-- START OF STORED DATA --

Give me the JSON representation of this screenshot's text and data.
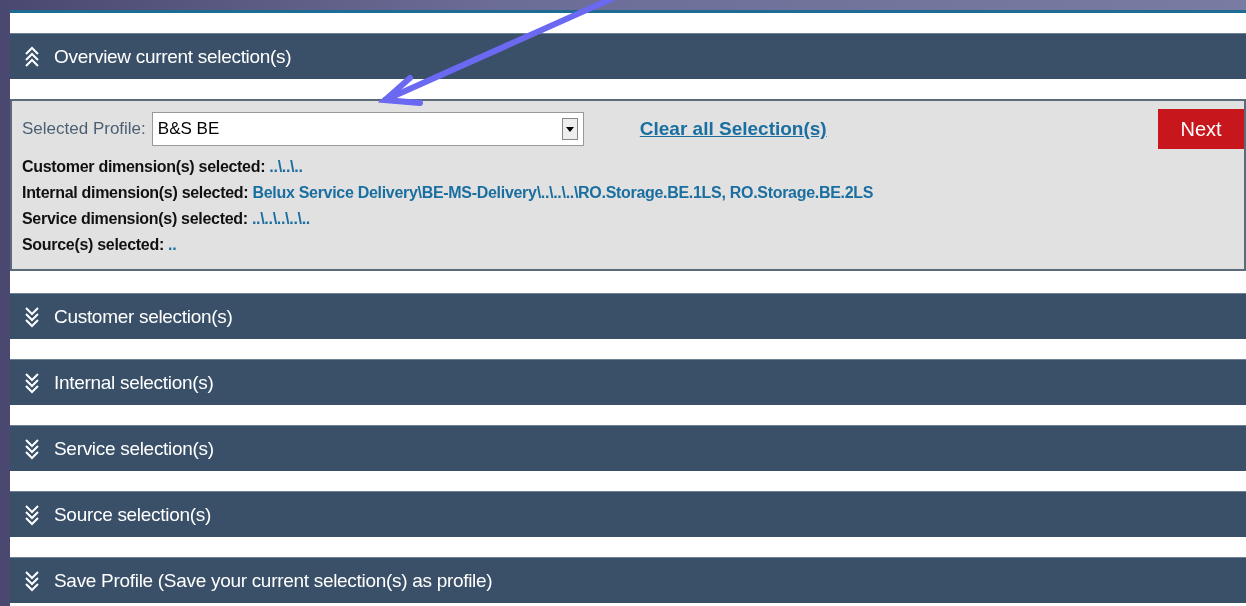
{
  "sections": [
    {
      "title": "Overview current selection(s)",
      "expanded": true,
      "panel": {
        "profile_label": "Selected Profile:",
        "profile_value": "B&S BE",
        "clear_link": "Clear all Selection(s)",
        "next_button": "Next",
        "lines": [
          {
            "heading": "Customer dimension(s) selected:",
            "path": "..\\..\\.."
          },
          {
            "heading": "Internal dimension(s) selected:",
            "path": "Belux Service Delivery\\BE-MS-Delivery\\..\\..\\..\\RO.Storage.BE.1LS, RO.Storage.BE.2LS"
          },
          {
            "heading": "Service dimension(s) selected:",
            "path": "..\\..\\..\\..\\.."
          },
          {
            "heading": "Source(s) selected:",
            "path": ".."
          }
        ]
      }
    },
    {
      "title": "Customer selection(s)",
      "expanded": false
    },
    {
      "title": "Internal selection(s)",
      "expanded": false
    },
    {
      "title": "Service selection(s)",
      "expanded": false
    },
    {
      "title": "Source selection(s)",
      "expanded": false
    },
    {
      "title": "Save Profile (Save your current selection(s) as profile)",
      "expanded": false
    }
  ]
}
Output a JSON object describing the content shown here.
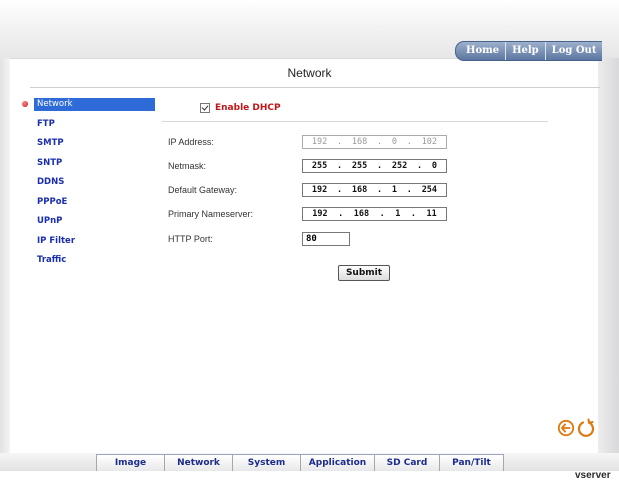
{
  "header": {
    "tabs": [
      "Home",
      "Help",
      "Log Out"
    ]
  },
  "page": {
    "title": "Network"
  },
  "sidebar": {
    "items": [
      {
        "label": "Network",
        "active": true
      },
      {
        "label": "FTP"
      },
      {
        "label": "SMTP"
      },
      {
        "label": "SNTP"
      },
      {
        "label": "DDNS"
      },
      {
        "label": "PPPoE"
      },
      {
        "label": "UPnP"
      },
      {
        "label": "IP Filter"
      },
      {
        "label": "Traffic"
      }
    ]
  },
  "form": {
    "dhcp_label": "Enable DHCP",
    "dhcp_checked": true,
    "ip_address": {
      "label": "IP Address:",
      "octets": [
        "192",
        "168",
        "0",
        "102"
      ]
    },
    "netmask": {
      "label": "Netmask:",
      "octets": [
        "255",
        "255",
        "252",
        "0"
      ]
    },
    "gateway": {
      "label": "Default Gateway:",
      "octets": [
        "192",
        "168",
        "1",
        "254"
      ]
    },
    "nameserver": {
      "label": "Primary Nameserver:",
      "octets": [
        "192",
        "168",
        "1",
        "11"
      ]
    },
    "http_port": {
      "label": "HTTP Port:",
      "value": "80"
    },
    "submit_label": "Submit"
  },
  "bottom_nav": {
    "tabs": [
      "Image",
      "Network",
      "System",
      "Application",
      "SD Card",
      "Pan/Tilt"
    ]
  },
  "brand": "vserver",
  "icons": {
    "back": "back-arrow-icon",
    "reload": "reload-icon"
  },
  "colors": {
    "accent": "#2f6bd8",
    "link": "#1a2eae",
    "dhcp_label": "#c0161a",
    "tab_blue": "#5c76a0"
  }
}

-- END OF STORED DATA --

Identify each line of the material where the word "Customer" shows up, and copy it.

            "heading": "Customer dimension(s) selected:",
      "title": "Customer selection(s)",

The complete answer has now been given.